Set down, in full, every record in the block.

Dataset start

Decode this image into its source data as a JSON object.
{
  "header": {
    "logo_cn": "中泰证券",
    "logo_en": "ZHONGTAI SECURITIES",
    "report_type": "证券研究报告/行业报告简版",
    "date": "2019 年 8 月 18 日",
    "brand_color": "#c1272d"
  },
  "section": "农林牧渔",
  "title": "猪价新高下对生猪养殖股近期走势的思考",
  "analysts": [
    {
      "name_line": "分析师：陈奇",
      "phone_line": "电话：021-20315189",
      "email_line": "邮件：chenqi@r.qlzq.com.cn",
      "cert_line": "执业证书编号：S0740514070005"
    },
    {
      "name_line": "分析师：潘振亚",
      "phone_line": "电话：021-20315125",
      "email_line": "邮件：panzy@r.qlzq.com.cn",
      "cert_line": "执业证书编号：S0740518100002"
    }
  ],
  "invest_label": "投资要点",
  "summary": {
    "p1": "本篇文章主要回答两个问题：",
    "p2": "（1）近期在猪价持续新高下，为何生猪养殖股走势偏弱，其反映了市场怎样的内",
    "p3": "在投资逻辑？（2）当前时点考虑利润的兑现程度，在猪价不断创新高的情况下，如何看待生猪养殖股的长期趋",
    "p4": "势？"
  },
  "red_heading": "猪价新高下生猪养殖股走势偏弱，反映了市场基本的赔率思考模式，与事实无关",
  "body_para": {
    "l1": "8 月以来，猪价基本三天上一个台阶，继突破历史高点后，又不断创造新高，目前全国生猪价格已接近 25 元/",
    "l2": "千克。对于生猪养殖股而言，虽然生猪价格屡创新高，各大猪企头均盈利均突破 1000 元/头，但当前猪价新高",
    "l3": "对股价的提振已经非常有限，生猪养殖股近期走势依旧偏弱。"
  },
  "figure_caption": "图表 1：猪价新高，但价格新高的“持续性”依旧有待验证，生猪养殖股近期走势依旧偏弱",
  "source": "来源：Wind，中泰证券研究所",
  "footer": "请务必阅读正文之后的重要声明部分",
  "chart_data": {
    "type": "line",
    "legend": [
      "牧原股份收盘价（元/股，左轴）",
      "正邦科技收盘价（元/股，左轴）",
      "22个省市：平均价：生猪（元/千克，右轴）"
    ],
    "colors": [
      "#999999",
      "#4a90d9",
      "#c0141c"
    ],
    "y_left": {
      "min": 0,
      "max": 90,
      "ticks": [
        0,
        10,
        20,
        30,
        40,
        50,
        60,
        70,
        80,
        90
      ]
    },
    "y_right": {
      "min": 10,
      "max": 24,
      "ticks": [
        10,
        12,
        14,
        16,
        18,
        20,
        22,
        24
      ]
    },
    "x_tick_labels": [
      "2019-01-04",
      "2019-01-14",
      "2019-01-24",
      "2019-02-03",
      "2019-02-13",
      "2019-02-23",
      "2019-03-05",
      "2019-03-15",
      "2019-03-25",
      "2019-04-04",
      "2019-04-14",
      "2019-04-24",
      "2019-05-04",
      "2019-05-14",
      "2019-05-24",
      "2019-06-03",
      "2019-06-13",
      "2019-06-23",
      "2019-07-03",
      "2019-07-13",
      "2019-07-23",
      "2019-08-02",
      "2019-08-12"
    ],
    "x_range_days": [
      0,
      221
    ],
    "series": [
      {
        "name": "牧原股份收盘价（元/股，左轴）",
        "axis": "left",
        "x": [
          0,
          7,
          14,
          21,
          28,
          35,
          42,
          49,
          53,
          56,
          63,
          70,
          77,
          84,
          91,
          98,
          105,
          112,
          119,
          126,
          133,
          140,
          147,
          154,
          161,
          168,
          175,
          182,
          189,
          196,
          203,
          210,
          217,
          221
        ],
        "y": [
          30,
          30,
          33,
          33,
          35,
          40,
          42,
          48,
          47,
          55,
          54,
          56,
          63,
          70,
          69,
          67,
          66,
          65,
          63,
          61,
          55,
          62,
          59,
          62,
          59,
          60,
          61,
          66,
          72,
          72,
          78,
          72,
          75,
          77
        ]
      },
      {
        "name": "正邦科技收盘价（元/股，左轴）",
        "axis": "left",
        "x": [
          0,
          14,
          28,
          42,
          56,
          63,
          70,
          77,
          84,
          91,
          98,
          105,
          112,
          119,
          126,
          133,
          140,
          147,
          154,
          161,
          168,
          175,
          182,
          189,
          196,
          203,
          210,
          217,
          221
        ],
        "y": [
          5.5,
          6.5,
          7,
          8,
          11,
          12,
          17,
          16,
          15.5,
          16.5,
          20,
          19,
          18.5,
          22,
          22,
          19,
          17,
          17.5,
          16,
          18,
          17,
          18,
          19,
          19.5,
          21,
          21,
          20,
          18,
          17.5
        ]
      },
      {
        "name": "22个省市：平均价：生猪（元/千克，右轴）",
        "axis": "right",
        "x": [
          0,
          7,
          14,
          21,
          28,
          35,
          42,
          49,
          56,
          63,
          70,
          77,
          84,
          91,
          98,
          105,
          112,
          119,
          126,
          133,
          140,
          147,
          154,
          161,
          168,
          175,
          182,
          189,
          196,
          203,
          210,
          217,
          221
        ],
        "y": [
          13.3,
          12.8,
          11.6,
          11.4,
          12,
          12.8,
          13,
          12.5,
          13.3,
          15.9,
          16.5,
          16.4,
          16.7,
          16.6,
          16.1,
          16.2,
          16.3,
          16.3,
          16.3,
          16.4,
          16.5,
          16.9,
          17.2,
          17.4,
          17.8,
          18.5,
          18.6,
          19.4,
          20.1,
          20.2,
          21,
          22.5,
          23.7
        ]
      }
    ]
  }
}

Dataset end

* **Result**:
Decode this image into its source data as a JSON object.
{
  "header": {
    "logo_cn": "中泰证券",
    "logo_en": "ZHONGTAI SECURITIES",
    "report_type": "证券研究报告/行业报告简版",
    "date": "2019 年 8 月 18 日",
    "brand_color": "#c1272d"
  },
  "section": "农林牧渔",
  "title": "猪价新高下对生猪养殖股近期走势的思考",
  "analysts": [
    {
      "name_line": "分析师：陈奇",
      "phone_line": "电话：021-20315189",
      "email_line": "邮件：chenqi@r.qlzq.com.cn",
      "cert_line": "执业证书编号：S0740514070005"
    },
    {
      "name_line": "分析师：潘振亚",
      "phone_line": "电话：021-20315125",
      "email_line": "邮件：panzy@r.qlzq.com.cn",
      "cert_line": "执业证书编号：S0740518100002"
    }
  ],
  "invest_label": "投资要点",
  "summary": {
    "p1": "本篇文章主要回答两个问题：",
    "p2": "（1）近期在猪价持续新高下，为何生猪养殖股走势偏弱，其反映了市场怎样的内",
    "p3": "在投资逻辑？（2）当前时点考虑利润的兑现程度，在猪价不断创新高的情况下，如何看待生猪养殖股的长期趋",
    "p4": "势？"
  },
  "red_heading": "猪价新高下生猪养殖股走势偏弱，反映了市场基本的赔率思考模式，与事实无关",
  "body_para": {
    "l1": "8 月以来，猪价基本三天上一个台阶，继突破历史高点后，又不断创造新高，目前全国生猪价格已接近 25 元/",
    "l2": "千克。对于生猪养殖股而言，虽然生猪价格屡创新高，各大猪企头均盈利均突破 1000 元/头，但当前猪价新高",
    "l3": "对股价的提振已经非常有限，生猪养殖股近期走势依旧偏弱。"
  },
  "figure_caption": "图表 1：猪价新高，但价格新高的“持续性”依旧有待验证，生猪养殖股近期走势依旧偏弱",
  "source": "来源：Wind，中泰证券研究所",
  "footer": "请务必阅读正文之后的重要声明部分",
  "chart_data": {
    "type": "line",
    "legend": [
      "牧原股份收盘价（元/股，左轴）",
      "正邦科技收盘价（元/股，左轴）",
      "22个省市：平均价：生猪（元/千克，右轴）"
    ],
    "colors": [
      "#999999",
      "#4a90d9",
      "#c0141c"
    ],
    "y_left": {
      "min": 0,
      "max": 90,
      "ticks": [
        0,
        10,
        20,
        30,
        40,
        50,
        60,
        70,
        80,
        90
      ]
    },
    "y_right": {
      "min": 10,
      "max": 24,
      "ticks": [
        10,
        12,
        14,
        16,
        18,
        20,
        22,
        24
      ]
    },
    "x_tick_labels": [
      "2019-01-04",
      "2019-01-14",
      "2019-01-24",
      "2019-02-03",
      "2019-02-13",
      "2019-02-23",
      "2019-03-05",
      "2019-03-15",
      "2019-03-25",
      "2019-04-04",
      "2019-04-14",
      "2019-04-24",
      "2019-05-04",
      "2019-05-14",
      "2019-05-24",
      "2019-06-03",
      "2019-06-13",
      "2019-06-23",
      "2019-07-03",
      "2019-07-13",
      "2019-07-23",
      "2019-08-02",
      "2019-08-12"
    ],
    "x_range_days": [
      0,
      221
    ],
    "series": [
      {
        "name": "牧原股份收盘价（元/股，左轴）",
        "axis": "left",
        "x": [
          0,
          7,
          14,
          21,
          28,
          35,
          42,
          49,
          53,
          56,
          63,
          70,
          77,
          84,
          91,
          98,
          105,
          112,
          119,
          126,
          133,
          140,
          147,
          154,
          161,
          168,
          175,
          182,
          189,
          196,
          203,
          210,
          217,
          221
        ],
        "y": [
          30,
          30,
          33,
          33,
          35,
          40,
          42,
          48,
          47,
          55,
          54,
          56,
          63,
          70,
          69,
          67,
          66,
          65,
          63,
          61,
          55,
          62,
          59,
          62,
          59,
          60,
          61,
          66,
          72,
          72,
          78,
          72,
          75,
          77
        ]
      },
      {
        "name": "正邦科技收盘价（元/股，左轴）",
        "axis": "left",
        "x": [
          0,
          14,
          28,
          42,
          56,
          63,
          70,
          77,
          84,
          91,
          98,
          105,
          112,
          119,
          126,
          133,
          140,
          147,
          154,
          161,
          168,
          175,
          182,
          189,
          196,
          203,
          210,
          217,
          221
        ],
        "y": [
          5.5,
          6.5,
          7,
          8,
          11,
          12,
          17,
          16,
          15.5,
          16.5,
          20,
          19,
          18.5,
          22,
          22,
          19,
          17,
          17.5,
          16,
          18,
          17,
          18,
          19,
          19.5,
          21,
          21,
          20,
          18,
          17.5
        ]
      },
      {
        "name": "22个省市：平均价：生猪（元/千克，右轴）",
        "axis": "right",
        "x": [
          0,
          7,
          14,
          21,
          28,
          35,
          42,
          49,
          56,
          63,
          70,
          77,
          84,
          91,
          98,
          105,
          112,
          119,
          126,
          133,
          140,
          147,
          154,
          161,
          168,
          175,
          182,
          189,
          196,
          203,
          210,
          217,
          221
        ],
        "y": [
          13.3,
          12.8,
          11.6,
          11.4,
          12,
          12.8,
          13,
          12.5,
          13.3,
          15.9,
          16.5,
          16.4,
          16.7,
          16.6,
          16.1,
          16.2,
          16.3,
          16.3,
          16.3,
          16.4,
          16.5,
          16.9,
          17.2,
          17.4,
          17.8,
          18.5,
          18.6,
          19.4,
          20.1,
          20.2,
          21,
          22.5,
          23.7
        ]
      }
    ]
  }
}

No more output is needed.